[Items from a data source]
= = = =

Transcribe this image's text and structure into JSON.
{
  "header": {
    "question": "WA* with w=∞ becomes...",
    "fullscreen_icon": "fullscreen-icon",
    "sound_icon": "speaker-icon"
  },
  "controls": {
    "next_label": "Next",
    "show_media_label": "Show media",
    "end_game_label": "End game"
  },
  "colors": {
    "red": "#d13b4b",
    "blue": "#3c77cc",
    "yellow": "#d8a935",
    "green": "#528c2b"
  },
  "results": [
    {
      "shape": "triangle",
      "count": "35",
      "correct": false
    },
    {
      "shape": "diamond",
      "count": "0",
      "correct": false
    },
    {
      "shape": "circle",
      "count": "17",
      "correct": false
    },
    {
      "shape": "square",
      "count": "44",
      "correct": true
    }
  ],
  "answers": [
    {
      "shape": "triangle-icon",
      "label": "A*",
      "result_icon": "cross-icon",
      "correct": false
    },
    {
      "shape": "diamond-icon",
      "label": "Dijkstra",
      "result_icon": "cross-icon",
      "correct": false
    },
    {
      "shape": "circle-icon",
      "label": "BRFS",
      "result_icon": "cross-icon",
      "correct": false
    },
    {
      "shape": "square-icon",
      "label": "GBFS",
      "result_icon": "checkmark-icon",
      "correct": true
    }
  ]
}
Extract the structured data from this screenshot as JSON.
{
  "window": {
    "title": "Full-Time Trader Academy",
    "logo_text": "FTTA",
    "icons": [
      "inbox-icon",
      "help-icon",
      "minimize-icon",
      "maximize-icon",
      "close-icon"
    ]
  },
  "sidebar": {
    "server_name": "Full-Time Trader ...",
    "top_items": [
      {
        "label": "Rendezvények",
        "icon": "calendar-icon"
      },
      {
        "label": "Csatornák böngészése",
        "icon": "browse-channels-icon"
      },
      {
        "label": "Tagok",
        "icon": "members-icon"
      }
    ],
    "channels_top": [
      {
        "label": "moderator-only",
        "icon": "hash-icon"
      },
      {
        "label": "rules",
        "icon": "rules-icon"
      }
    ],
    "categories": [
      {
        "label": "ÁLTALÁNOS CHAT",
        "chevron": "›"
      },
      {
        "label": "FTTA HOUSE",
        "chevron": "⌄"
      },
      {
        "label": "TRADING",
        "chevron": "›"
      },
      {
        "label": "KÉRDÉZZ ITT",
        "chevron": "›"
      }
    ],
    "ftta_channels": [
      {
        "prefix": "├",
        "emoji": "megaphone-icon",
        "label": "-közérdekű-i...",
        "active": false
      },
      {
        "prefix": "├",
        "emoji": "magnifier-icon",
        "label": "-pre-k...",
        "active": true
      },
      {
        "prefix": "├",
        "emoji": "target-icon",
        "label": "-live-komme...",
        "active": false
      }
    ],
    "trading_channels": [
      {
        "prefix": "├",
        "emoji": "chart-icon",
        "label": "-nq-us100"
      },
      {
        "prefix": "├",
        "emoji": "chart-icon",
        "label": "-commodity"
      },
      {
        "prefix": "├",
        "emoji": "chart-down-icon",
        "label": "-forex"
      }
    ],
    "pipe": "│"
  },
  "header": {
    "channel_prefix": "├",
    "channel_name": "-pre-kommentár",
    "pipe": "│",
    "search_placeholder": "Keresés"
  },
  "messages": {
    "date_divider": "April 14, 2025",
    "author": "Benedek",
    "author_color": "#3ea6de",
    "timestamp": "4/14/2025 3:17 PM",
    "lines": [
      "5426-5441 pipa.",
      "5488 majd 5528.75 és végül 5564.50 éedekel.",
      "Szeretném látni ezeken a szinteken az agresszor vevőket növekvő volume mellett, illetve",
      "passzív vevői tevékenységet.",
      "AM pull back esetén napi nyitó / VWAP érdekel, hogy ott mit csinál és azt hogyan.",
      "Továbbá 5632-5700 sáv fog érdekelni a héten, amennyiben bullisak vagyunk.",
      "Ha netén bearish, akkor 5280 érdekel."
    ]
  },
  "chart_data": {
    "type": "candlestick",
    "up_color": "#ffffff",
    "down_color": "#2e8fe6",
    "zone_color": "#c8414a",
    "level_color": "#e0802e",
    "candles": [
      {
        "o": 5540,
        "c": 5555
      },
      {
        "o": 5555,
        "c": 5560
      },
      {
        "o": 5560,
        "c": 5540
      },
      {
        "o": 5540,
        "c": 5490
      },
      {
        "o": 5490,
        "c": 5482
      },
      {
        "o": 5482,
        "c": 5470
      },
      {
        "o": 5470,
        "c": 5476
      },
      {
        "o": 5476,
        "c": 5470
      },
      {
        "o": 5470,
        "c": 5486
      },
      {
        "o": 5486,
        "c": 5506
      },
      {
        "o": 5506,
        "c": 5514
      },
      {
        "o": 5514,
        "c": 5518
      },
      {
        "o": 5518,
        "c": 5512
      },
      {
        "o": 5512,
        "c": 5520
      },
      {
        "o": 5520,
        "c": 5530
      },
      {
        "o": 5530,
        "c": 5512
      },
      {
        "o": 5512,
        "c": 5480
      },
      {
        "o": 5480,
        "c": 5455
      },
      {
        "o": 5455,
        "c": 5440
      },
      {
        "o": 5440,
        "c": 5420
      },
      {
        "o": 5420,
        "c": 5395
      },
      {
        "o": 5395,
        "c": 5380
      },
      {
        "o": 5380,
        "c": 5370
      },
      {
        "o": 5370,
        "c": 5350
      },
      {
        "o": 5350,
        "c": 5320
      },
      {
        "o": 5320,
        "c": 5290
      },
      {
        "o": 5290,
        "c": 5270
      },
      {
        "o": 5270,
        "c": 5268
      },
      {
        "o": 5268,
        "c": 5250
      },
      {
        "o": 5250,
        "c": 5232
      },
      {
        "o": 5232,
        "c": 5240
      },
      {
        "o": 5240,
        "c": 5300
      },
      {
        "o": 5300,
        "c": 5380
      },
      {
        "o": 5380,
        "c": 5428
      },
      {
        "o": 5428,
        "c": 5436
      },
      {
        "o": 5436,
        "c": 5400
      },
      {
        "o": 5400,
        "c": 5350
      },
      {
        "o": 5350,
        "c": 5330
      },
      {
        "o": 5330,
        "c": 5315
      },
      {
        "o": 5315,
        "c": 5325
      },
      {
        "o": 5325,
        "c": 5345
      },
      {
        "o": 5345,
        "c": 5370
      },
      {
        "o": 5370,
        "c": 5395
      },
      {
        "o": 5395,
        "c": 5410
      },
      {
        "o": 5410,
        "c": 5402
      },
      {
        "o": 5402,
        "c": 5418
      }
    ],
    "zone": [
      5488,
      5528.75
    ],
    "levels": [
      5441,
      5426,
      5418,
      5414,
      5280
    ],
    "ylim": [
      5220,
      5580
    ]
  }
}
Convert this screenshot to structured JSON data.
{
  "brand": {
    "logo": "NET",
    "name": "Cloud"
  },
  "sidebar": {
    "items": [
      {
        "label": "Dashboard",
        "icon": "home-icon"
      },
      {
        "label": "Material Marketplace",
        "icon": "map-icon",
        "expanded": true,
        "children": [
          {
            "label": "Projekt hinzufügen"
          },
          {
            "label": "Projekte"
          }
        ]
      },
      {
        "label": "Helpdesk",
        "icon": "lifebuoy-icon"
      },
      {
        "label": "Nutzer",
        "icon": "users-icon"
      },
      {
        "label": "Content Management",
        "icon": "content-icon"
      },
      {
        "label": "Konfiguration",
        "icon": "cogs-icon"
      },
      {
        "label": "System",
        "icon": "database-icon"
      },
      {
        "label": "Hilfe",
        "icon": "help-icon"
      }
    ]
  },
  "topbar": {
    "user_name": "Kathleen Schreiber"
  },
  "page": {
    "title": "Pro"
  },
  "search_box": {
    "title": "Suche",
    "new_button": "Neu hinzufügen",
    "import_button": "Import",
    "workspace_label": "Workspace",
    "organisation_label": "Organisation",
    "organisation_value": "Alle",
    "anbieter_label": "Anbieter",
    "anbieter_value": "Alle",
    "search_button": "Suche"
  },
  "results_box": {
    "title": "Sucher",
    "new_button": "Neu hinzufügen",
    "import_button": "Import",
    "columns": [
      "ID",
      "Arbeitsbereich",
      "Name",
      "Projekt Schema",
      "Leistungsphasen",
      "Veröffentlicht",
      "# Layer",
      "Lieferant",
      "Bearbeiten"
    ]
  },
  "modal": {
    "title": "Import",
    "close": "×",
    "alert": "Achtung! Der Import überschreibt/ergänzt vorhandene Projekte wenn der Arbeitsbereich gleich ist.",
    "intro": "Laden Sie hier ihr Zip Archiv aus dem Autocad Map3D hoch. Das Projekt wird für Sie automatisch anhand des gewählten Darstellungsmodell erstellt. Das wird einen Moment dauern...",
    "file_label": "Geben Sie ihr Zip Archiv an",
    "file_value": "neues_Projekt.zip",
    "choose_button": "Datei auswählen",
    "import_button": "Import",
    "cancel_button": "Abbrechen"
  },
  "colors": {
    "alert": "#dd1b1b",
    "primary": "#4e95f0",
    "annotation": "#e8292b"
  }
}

= = = =

(What needs to be done) Pick out all lines containing the string "Archiv".

(Solved exercise)
    "intro": "Laden Sie hier ihr Zip Archiv aus dem Autocad Map3D hoch. Das Projekt wird für Sie automatisch anhand des gewählten Darstellungsmodell erstellt. Das wird einen Moment dauern...",
    "file_label": "Geben Sie ihr Zip Archiv an",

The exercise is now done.